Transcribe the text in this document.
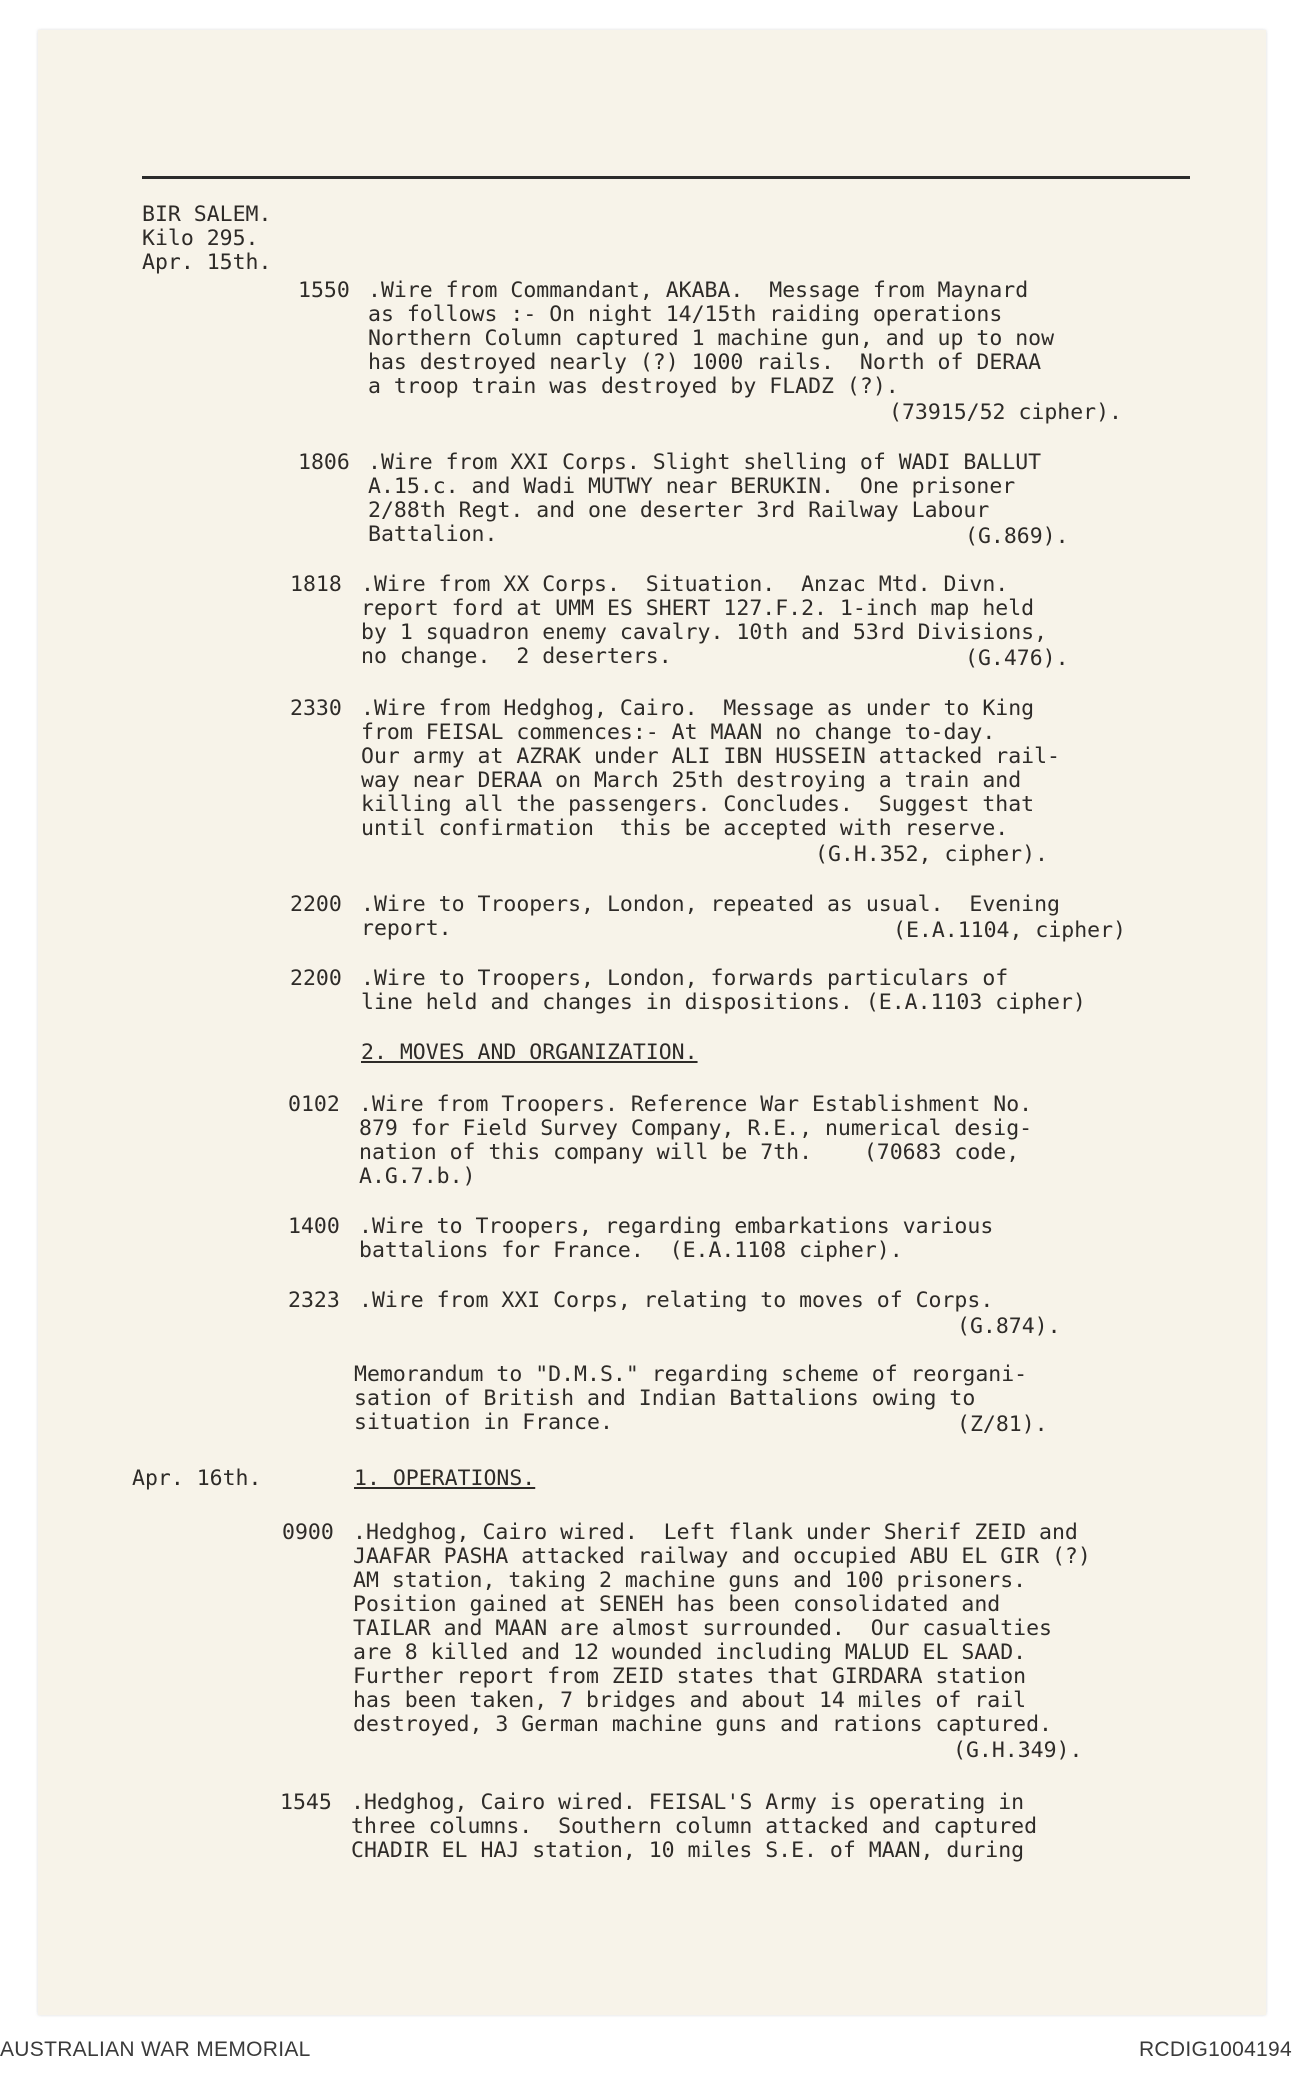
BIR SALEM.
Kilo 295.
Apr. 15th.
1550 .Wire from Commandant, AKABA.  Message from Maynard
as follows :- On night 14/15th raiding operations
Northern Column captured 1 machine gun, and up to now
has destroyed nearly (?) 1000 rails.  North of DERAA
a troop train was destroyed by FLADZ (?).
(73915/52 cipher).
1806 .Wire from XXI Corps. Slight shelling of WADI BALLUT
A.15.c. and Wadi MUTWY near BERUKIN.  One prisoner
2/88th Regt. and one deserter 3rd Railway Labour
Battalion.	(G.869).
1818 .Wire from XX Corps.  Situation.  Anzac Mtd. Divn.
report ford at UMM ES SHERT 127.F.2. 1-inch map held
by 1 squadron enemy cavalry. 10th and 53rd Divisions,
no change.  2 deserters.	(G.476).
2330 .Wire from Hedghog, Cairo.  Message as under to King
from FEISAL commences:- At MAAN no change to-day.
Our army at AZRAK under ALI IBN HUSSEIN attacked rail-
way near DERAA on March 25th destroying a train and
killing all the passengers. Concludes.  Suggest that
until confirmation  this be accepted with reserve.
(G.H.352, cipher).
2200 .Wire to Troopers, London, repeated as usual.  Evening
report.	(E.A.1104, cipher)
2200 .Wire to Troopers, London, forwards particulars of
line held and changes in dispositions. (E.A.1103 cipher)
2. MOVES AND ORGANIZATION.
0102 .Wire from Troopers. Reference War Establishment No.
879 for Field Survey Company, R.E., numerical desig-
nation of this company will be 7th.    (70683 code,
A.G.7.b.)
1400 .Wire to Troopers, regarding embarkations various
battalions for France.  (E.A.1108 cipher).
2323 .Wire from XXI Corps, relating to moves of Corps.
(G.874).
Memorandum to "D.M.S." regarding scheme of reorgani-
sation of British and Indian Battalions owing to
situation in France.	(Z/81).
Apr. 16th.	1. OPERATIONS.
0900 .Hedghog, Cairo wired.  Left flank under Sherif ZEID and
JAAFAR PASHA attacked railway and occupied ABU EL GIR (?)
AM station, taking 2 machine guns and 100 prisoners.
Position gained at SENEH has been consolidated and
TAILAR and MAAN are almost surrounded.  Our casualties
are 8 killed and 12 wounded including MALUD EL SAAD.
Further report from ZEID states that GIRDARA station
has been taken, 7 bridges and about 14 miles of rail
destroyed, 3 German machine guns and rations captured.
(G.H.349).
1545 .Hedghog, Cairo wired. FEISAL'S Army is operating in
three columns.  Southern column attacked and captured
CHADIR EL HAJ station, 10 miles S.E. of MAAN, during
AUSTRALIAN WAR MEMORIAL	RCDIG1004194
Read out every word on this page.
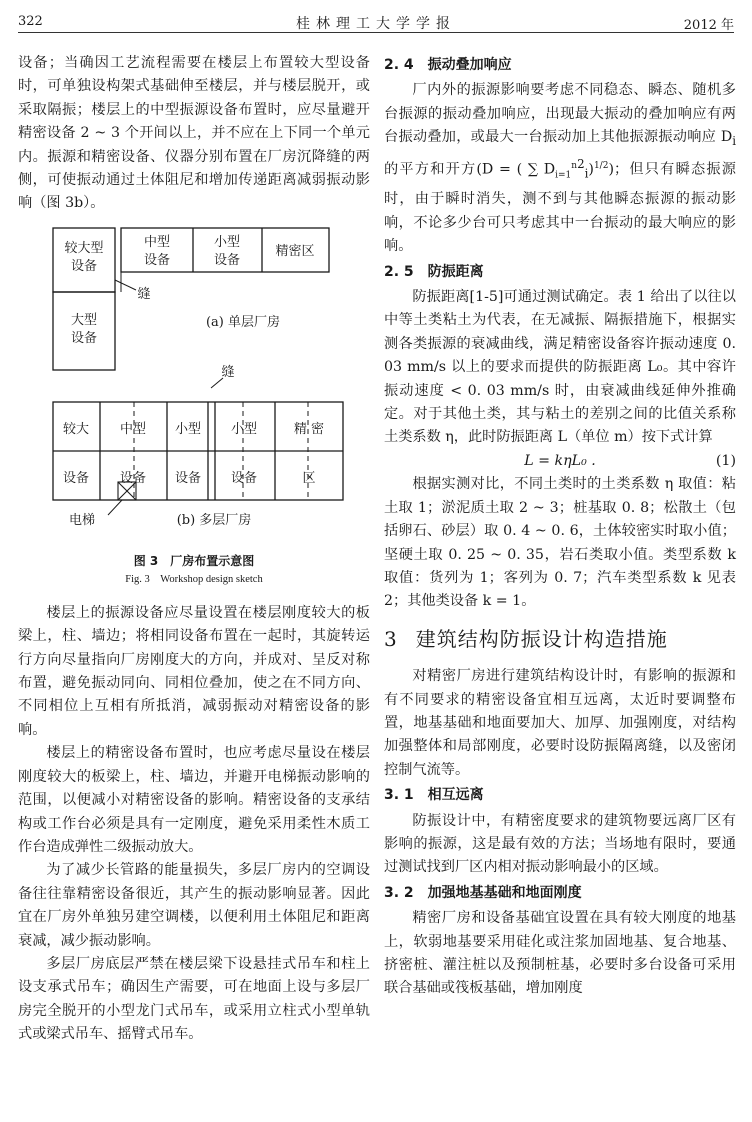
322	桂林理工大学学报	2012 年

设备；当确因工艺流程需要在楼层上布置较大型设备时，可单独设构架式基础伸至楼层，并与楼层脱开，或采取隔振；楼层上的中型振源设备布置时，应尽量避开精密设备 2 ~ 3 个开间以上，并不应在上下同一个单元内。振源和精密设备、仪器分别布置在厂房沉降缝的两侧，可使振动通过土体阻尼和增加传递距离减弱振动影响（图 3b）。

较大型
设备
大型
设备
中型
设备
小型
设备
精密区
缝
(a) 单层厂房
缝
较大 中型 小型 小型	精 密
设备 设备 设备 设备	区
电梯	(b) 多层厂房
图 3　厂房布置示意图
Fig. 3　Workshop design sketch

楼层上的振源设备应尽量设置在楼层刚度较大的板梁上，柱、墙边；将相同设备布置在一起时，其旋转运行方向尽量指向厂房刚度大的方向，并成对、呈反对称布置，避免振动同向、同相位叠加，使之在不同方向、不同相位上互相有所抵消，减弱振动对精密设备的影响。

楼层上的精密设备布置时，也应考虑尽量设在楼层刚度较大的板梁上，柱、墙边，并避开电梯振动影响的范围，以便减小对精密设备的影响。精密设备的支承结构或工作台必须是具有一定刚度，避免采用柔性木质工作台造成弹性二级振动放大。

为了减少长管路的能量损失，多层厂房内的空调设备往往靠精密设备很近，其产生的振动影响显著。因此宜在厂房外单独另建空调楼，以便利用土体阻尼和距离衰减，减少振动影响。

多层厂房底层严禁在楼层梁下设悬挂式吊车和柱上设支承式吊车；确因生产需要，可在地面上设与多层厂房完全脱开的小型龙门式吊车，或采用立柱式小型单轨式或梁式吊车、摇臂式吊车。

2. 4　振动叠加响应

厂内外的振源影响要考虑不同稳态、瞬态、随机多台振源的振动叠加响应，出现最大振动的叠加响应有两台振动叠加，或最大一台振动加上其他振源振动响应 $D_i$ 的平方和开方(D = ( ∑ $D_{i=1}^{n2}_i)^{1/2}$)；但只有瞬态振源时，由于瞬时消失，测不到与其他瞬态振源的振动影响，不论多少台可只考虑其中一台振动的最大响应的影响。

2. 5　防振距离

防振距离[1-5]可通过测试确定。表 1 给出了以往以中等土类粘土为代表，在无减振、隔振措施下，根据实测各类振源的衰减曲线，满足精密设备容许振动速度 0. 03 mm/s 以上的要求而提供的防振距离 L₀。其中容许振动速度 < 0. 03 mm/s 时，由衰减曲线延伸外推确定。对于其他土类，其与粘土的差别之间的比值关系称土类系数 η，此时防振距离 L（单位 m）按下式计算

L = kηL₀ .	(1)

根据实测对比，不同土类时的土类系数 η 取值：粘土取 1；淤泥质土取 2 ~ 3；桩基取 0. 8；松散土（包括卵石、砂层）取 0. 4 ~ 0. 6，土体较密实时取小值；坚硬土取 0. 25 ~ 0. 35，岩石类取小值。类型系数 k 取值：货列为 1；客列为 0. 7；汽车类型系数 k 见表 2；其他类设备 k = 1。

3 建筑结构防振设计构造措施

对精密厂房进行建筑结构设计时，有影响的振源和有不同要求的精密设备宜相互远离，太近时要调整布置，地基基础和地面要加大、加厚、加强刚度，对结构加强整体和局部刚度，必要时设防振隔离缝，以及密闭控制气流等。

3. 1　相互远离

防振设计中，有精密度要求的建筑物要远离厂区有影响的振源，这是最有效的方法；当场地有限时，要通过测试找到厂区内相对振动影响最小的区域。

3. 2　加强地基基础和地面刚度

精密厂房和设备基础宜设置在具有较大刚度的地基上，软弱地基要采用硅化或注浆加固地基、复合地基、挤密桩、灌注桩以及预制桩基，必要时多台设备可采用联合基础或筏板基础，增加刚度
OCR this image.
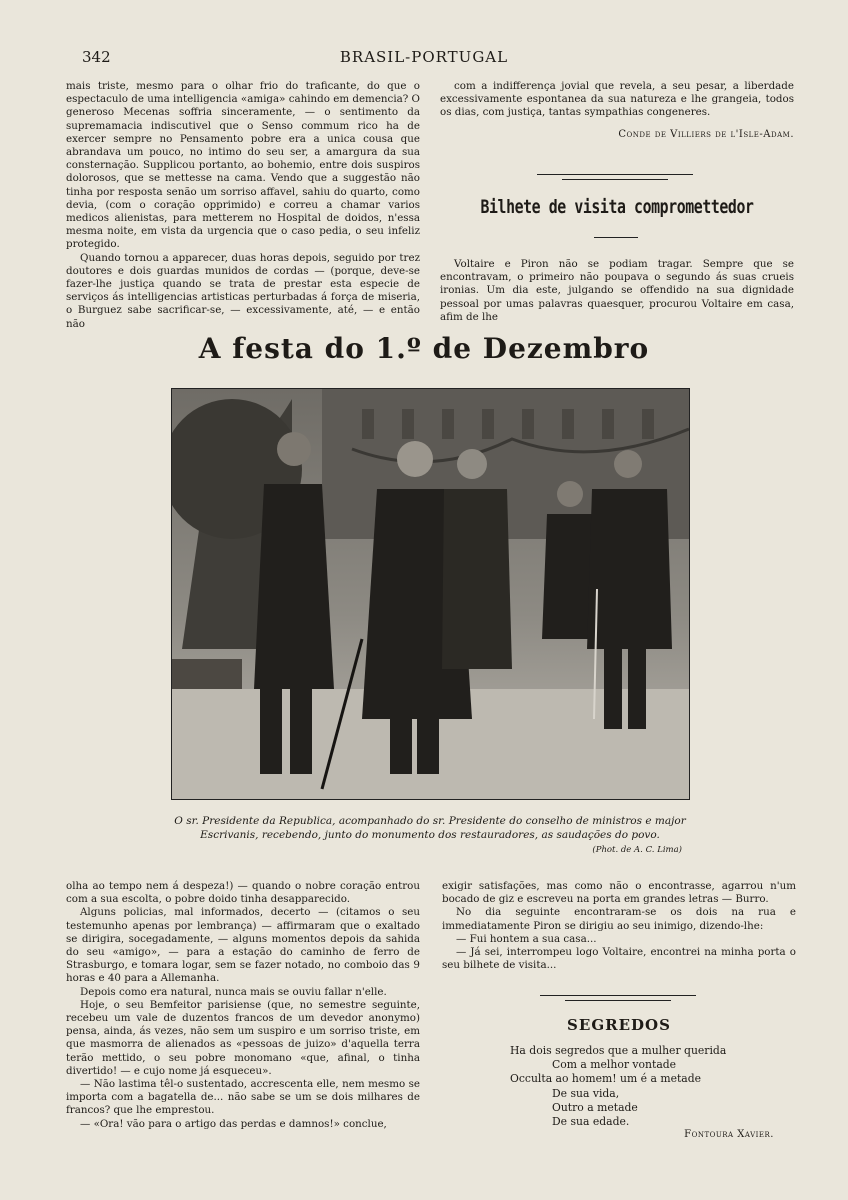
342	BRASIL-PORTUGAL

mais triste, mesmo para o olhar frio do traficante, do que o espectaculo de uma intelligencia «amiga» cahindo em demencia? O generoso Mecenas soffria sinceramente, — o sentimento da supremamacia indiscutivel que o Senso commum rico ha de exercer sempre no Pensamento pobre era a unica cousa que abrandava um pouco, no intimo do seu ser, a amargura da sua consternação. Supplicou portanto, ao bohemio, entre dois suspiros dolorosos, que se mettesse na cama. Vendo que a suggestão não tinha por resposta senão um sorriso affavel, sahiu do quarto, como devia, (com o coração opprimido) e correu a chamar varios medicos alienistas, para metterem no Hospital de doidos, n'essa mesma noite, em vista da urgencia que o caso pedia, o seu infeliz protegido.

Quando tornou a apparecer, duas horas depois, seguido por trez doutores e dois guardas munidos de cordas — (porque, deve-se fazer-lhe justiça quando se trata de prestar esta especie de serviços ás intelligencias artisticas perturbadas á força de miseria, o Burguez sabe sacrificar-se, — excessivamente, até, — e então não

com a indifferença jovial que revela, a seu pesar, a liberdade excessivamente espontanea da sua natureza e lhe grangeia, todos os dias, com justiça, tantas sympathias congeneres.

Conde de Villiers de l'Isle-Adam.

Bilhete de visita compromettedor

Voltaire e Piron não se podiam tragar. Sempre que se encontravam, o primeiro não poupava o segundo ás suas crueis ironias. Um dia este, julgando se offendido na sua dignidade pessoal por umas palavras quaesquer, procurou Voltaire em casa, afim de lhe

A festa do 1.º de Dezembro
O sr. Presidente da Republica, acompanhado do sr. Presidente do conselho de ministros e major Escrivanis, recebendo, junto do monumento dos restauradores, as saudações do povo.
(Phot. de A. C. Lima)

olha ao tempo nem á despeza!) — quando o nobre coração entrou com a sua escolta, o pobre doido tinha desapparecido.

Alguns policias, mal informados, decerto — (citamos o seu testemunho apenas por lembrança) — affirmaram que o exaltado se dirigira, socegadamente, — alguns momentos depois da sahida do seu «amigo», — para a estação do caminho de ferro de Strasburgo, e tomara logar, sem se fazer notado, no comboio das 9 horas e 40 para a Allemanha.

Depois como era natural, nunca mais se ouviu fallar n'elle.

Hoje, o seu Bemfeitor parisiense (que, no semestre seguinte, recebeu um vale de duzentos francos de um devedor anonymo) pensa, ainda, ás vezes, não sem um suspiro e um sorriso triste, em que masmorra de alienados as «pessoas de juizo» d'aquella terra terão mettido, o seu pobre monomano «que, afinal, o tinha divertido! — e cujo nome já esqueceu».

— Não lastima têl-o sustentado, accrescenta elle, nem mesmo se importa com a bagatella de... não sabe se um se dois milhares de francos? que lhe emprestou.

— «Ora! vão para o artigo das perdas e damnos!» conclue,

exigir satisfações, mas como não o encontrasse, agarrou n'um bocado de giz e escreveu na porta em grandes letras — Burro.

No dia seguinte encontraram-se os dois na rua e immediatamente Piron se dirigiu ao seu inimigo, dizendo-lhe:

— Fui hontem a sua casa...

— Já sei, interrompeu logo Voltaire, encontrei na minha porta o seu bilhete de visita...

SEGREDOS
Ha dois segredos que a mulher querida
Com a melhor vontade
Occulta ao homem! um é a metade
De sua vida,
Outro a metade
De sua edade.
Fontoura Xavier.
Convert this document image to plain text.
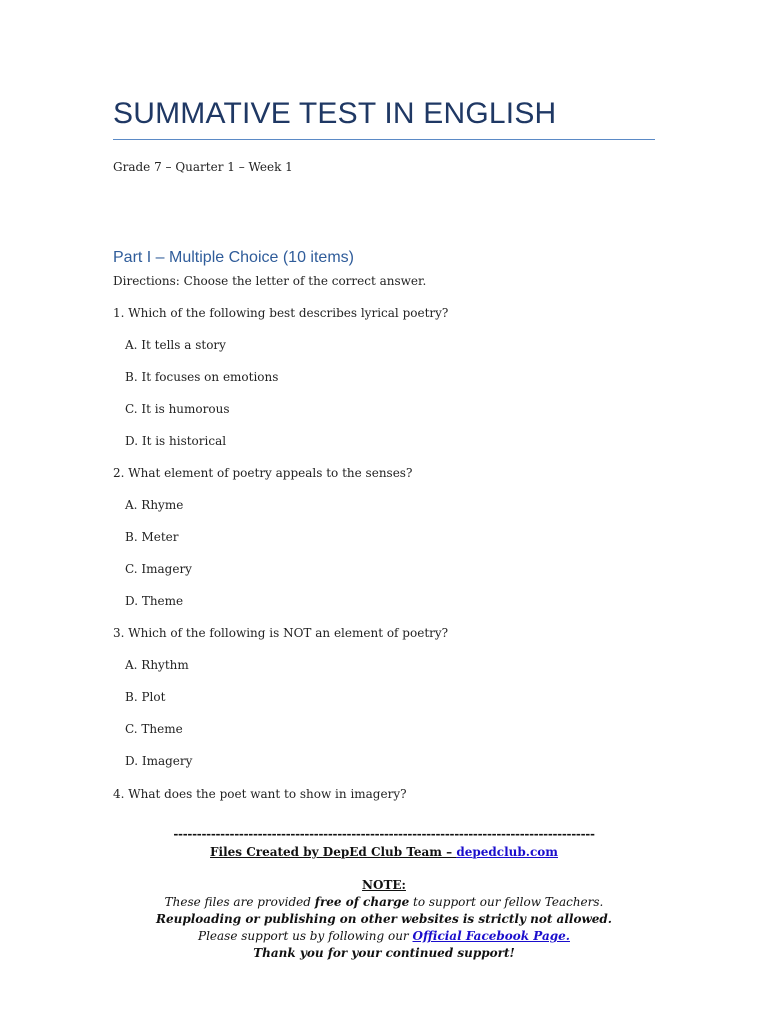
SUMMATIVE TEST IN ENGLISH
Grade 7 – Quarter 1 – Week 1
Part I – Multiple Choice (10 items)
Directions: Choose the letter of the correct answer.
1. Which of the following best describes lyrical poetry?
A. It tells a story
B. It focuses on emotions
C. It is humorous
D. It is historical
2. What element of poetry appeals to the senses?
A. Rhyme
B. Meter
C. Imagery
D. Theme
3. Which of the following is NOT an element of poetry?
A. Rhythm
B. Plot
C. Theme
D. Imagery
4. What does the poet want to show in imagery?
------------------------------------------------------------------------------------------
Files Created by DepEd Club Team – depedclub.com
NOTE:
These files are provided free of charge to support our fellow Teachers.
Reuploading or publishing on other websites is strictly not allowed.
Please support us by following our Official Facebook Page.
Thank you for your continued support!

# # #

## Work required
Find and copy each line above that includes the string "Message".

## Written response
1550 .Wire from Commandant, AKABA.  Message from Maynard
2330 .Wire from Hedghog, Cairo.  Message as under to King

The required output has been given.